» **What the exercise asks**
From the listing below, pull out every line where the string "niets" appears.
--- Record excerpts ---
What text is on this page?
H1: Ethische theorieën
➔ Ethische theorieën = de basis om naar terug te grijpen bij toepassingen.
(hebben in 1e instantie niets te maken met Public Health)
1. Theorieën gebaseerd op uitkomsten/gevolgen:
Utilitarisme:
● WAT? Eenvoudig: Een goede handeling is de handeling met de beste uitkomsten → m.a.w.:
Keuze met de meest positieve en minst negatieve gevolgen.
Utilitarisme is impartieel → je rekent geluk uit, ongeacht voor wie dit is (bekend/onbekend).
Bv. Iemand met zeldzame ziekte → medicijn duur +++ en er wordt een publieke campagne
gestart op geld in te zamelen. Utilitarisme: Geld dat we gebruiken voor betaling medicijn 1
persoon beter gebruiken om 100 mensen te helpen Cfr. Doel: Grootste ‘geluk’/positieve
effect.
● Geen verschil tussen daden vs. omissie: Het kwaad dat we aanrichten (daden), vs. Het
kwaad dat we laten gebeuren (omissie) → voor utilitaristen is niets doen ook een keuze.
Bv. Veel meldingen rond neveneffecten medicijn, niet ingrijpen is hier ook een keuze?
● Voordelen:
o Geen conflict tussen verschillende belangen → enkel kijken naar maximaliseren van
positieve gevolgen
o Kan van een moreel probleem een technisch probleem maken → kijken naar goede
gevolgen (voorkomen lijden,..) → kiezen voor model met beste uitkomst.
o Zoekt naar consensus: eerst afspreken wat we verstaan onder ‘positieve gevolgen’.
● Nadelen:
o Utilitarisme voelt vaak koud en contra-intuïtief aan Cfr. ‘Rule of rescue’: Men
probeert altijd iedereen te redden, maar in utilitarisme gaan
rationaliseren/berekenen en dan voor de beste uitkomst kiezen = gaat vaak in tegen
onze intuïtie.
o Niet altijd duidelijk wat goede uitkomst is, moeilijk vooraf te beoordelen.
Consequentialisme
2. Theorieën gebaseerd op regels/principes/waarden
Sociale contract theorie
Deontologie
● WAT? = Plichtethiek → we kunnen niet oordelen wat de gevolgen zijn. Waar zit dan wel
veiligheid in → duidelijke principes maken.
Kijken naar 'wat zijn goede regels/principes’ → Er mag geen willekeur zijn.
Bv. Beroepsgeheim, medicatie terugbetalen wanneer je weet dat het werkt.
---
» **Reply to the task**
(hebben in 1e instantie niets te maken met Public Health)
kwaad dat we laten gebeuren (omissie) → voor utilitaristen is niets doen ook een keuze.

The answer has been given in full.